● **Task objective**: From the entries provided below, copy each line that contains the word "Chi²".
--- begin Provided information ---
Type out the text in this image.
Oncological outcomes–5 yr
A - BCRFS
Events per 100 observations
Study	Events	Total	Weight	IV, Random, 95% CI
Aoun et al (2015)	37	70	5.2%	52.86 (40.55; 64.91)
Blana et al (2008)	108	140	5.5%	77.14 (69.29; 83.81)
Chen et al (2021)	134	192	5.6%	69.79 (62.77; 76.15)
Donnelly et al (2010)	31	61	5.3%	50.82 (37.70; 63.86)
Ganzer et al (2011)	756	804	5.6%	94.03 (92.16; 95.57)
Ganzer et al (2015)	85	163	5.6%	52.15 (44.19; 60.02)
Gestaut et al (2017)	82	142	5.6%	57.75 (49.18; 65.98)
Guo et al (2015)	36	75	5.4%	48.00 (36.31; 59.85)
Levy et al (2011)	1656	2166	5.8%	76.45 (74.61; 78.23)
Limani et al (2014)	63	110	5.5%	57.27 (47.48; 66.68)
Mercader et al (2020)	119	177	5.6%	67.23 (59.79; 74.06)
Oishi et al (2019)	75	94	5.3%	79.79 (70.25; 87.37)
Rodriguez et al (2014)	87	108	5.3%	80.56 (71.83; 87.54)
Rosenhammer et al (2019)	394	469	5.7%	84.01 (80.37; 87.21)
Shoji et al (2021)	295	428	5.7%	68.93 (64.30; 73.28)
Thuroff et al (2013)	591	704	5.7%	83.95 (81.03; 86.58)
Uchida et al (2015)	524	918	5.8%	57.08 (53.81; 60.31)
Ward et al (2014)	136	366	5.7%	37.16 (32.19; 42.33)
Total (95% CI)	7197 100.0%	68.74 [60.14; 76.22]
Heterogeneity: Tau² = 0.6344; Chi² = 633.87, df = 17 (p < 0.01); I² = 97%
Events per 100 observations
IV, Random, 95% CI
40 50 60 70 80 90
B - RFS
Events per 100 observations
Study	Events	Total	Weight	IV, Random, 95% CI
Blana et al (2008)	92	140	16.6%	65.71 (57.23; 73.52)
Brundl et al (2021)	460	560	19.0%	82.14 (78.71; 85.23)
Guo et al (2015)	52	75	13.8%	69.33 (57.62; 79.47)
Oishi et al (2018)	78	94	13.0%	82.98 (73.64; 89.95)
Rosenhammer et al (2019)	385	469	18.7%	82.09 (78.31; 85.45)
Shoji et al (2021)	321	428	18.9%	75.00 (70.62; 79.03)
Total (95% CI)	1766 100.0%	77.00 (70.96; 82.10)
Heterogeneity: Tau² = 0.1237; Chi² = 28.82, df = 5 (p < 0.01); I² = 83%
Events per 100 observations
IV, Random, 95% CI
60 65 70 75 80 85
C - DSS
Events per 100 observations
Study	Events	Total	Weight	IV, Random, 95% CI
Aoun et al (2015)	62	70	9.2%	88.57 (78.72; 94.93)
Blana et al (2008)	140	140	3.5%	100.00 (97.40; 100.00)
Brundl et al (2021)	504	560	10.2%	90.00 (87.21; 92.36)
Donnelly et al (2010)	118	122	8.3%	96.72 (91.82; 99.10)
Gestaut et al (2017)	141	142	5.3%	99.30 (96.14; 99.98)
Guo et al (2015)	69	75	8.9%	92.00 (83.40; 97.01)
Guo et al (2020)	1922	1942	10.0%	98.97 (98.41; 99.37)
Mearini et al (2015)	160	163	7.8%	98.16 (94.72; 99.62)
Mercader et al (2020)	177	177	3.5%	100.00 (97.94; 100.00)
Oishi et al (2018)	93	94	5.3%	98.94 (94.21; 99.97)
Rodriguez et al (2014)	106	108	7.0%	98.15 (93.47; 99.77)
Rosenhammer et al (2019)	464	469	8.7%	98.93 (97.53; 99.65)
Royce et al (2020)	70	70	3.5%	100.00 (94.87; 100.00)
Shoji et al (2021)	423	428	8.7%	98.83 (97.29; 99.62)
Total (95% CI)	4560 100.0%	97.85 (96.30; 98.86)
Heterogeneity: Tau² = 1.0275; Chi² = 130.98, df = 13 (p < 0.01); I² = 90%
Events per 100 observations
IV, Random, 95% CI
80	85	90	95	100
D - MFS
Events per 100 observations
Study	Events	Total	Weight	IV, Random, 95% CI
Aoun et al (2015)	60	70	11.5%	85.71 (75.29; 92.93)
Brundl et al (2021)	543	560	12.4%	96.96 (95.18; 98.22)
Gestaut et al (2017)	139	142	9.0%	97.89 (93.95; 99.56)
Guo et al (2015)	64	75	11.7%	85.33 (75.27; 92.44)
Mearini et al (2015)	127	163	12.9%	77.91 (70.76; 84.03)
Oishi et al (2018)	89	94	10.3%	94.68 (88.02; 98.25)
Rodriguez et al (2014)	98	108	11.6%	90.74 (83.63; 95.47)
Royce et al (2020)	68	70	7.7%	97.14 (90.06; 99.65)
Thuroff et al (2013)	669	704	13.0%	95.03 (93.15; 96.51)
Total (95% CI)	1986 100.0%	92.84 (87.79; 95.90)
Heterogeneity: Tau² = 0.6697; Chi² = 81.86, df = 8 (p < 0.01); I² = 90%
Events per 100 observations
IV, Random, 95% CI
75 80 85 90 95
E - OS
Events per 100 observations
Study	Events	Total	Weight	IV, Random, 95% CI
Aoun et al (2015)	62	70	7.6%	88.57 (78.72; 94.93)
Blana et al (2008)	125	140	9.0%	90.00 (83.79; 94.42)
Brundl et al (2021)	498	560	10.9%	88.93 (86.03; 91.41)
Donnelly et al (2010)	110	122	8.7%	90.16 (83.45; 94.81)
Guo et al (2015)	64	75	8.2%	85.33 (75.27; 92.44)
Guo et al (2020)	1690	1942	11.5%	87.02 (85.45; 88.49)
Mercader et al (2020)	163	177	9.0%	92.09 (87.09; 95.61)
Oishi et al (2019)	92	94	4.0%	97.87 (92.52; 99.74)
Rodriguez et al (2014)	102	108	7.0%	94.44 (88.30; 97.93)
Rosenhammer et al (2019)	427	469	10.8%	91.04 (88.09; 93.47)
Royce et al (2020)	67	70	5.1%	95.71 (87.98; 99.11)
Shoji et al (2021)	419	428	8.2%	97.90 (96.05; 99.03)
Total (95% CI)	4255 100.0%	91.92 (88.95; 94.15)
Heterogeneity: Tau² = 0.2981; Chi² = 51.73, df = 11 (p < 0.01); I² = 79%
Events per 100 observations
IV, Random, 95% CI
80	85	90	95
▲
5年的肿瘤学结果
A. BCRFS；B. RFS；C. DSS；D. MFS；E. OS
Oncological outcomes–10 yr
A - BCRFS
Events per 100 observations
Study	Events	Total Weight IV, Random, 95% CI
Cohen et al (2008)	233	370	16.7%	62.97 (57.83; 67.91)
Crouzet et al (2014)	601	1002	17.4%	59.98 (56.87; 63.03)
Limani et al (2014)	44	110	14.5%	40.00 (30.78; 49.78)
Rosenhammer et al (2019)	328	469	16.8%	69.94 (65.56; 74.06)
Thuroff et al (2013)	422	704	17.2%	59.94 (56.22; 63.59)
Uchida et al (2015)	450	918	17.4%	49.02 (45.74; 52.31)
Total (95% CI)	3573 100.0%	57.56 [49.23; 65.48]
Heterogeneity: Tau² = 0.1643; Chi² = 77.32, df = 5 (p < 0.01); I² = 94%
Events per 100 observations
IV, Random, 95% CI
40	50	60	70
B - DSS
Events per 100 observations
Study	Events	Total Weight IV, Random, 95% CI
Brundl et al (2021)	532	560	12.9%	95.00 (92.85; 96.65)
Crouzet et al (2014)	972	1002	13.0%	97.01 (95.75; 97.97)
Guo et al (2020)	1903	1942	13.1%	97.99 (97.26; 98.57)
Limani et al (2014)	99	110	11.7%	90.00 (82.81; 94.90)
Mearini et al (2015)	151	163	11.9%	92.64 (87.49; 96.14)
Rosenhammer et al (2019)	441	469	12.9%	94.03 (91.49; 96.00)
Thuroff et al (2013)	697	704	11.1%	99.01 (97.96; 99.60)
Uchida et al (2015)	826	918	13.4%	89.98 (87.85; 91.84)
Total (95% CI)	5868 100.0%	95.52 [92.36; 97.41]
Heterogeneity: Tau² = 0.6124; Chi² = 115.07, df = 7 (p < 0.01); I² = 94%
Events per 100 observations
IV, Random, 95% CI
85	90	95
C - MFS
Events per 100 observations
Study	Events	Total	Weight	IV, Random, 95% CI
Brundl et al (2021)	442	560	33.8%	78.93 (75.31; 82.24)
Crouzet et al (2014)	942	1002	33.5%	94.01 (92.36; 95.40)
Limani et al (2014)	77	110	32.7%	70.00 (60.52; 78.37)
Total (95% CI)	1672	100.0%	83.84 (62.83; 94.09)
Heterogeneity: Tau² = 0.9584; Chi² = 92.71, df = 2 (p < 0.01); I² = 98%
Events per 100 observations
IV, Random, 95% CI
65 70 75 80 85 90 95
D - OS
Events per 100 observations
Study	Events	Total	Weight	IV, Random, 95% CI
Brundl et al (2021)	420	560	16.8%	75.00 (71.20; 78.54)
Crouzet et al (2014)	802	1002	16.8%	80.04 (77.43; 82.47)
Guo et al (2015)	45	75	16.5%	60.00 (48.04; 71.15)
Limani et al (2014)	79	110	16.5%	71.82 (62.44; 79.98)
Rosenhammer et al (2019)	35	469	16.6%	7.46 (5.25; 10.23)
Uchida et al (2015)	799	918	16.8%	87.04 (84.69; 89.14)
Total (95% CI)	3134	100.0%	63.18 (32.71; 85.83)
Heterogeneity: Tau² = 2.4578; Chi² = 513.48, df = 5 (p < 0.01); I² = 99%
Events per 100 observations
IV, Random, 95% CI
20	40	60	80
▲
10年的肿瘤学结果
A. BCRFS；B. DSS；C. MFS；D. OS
--- end Provided information ---
● **Written response**:
Heterogeneity: Tau² = 0.6344; Chi² = 633.87, df = 17 (p < 0.01); I² = 97%
Heterogeneity: Tau² = 0.1237; Chi² = 28.82, df = 5 (p < 0.01); I² = 83%
Heterogeneity: Tau² = 1.0275; Chi² = 130.98, df = 13 (p < 0.01); I² = 90%
Heterogeneity: Tau² = 0.6697; Chi² = 81.86, df = 8 (p < 0.01); I² = 90%
Heterogeneity: Tau² = 0.2981; Chi² = 51.73, df = 11 (p < 0.01); I² = 79%
Heterogeneity: Tau² = 0.1643; Chi² = 77.32, df = 5 (p < 0.01); I² = 94%
Heterogeneity: Tau² = 0.6124; Chi² = 115.07, df = 7 (p < 0.01); I² = 94%
Heterogeneity: Tau² = 0.9584; Chi² = 92.71, df = 2 (p < 0.01); I² = 98%
Heterogeneity: Tau² = 2.4578; Chi² = 513.48, df = 5 (p < 0.01); I² = 99%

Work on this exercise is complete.